### WHAT TO PRODUCE
Pull every line that holds the word "Current" from the entries.

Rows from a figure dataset
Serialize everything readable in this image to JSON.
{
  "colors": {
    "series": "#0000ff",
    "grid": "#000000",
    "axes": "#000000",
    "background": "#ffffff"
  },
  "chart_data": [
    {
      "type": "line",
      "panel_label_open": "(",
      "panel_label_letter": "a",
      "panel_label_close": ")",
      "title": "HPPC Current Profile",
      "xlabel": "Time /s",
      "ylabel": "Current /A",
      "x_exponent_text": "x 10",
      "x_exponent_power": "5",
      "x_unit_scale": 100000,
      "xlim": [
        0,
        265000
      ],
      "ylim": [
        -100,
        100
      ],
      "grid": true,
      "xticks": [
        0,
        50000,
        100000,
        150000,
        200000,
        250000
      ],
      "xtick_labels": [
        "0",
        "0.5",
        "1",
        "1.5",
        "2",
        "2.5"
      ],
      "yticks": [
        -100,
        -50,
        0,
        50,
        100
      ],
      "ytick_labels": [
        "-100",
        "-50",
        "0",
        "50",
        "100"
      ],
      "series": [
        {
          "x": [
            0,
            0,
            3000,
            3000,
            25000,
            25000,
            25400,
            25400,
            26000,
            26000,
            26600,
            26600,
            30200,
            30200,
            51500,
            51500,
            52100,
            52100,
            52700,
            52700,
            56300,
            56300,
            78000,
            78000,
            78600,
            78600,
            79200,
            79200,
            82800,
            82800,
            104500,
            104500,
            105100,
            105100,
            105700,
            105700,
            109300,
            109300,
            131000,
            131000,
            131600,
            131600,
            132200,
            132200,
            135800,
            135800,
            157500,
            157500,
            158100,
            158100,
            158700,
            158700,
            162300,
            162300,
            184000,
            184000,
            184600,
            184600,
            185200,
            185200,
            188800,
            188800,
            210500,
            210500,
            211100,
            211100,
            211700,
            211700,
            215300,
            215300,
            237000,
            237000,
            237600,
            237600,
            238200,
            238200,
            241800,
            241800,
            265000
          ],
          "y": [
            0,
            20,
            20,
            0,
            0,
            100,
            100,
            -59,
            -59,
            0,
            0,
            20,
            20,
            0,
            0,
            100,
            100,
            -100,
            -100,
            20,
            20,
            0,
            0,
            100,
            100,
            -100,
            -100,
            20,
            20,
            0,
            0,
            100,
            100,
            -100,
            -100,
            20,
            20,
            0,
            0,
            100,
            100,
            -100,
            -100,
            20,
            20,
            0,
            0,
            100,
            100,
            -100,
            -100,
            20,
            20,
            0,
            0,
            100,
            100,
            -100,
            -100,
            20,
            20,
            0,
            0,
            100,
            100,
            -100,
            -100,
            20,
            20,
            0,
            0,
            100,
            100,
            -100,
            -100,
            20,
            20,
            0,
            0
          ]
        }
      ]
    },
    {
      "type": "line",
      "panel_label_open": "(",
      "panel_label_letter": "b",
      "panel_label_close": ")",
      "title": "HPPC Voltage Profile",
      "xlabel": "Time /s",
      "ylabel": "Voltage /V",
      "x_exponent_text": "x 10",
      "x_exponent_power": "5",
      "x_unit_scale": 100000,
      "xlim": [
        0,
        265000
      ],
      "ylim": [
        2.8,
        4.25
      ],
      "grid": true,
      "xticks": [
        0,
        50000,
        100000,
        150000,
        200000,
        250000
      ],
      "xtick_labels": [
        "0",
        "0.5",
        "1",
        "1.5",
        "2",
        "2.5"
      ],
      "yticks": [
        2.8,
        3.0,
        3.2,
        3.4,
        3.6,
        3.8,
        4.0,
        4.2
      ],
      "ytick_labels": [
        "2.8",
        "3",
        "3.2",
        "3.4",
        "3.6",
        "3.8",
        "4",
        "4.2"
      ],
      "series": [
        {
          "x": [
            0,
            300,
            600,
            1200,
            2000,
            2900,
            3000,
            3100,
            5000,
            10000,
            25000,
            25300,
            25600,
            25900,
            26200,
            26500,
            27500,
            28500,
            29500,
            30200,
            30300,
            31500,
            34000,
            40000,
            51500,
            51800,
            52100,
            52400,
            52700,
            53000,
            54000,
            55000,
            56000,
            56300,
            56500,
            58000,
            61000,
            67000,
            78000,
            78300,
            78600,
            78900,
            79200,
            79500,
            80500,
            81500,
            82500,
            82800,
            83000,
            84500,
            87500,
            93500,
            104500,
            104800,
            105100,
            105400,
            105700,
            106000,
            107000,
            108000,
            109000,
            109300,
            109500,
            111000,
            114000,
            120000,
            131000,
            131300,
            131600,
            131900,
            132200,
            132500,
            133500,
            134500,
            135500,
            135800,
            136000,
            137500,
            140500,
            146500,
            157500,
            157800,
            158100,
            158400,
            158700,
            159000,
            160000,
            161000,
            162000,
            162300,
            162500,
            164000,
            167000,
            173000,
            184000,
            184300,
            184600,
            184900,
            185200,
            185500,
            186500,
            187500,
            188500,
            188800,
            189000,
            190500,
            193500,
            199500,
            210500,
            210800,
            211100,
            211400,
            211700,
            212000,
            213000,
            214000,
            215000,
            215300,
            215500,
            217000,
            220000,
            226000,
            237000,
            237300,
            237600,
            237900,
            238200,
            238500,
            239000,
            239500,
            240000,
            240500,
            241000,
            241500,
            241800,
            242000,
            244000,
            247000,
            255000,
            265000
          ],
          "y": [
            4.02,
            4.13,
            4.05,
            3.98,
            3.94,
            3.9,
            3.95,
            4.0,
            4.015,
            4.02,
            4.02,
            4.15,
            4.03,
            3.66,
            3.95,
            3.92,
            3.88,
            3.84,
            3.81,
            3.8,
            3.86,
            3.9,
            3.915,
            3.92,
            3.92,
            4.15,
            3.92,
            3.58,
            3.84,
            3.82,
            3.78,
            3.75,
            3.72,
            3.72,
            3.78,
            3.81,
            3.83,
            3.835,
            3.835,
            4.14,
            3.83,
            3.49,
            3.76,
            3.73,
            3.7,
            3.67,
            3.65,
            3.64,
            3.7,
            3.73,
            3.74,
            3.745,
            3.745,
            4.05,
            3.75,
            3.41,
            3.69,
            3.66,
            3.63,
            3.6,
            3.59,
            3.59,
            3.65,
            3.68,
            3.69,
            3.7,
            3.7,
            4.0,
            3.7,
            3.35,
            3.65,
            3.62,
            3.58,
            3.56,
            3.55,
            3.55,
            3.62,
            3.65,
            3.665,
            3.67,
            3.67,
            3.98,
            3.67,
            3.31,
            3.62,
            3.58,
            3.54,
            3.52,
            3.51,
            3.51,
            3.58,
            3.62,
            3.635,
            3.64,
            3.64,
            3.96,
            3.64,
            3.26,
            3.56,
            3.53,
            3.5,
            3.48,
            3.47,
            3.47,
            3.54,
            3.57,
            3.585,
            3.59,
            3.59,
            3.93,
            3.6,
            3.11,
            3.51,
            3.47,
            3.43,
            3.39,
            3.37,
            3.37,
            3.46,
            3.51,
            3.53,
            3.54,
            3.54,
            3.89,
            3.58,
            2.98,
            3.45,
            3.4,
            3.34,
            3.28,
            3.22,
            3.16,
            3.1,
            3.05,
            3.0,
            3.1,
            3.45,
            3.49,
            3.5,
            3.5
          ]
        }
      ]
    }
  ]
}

### RESULT BELOW
      "title": "HPPC Current Profile",
      "ylabel": "Current /A",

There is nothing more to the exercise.